# Aim
Below are entries. Pull out all lines containing "的备注栏注明".

--- BEGIN Given data ---

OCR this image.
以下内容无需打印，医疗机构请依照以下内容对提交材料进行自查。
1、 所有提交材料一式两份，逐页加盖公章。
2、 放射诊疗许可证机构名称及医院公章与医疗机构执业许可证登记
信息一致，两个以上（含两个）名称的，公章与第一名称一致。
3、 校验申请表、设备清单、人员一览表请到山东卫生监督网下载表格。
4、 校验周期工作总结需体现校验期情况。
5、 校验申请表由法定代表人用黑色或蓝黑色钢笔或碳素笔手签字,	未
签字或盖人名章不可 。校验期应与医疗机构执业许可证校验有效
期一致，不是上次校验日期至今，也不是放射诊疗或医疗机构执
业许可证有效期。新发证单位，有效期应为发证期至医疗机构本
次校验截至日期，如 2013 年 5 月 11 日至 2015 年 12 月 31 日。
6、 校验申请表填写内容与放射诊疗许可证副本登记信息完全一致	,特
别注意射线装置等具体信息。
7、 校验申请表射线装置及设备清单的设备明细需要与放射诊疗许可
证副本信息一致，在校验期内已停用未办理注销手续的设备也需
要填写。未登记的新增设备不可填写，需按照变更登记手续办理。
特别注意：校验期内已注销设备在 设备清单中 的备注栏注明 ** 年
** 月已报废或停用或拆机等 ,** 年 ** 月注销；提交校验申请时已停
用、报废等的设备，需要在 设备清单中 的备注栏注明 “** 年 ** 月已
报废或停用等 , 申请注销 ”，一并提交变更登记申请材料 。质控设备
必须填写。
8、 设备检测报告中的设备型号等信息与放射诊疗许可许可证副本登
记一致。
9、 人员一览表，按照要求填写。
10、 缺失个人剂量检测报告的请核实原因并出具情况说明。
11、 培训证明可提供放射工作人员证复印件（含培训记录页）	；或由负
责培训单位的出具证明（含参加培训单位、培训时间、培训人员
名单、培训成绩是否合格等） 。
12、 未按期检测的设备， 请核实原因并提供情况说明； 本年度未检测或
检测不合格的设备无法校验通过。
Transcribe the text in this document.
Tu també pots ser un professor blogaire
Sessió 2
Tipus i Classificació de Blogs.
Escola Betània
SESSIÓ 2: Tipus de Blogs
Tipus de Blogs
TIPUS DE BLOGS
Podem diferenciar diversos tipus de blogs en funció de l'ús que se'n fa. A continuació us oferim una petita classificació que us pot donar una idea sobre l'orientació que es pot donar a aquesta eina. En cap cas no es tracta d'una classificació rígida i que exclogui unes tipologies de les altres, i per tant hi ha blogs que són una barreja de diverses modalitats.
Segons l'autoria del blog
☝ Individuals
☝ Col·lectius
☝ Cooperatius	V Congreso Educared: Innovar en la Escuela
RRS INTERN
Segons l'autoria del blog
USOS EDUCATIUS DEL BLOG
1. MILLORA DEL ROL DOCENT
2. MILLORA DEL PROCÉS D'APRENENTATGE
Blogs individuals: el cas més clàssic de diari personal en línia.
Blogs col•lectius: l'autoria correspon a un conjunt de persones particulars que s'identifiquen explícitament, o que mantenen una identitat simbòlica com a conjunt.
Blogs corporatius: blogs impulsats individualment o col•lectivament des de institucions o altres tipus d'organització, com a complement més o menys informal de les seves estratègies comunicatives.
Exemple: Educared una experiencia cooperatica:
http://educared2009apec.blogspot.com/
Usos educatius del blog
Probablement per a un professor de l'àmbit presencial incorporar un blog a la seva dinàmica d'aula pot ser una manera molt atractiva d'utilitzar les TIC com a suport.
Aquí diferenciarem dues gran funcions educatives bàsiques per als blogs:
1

--- END Given data ---

# Answer to the exercise
特别注意：校验期内已注销设备在 设备清单中 的备注栏注明 ** 年
用、报废等的设备，需要在 设备清单中 的备注栏注明 “** 年 ** 月已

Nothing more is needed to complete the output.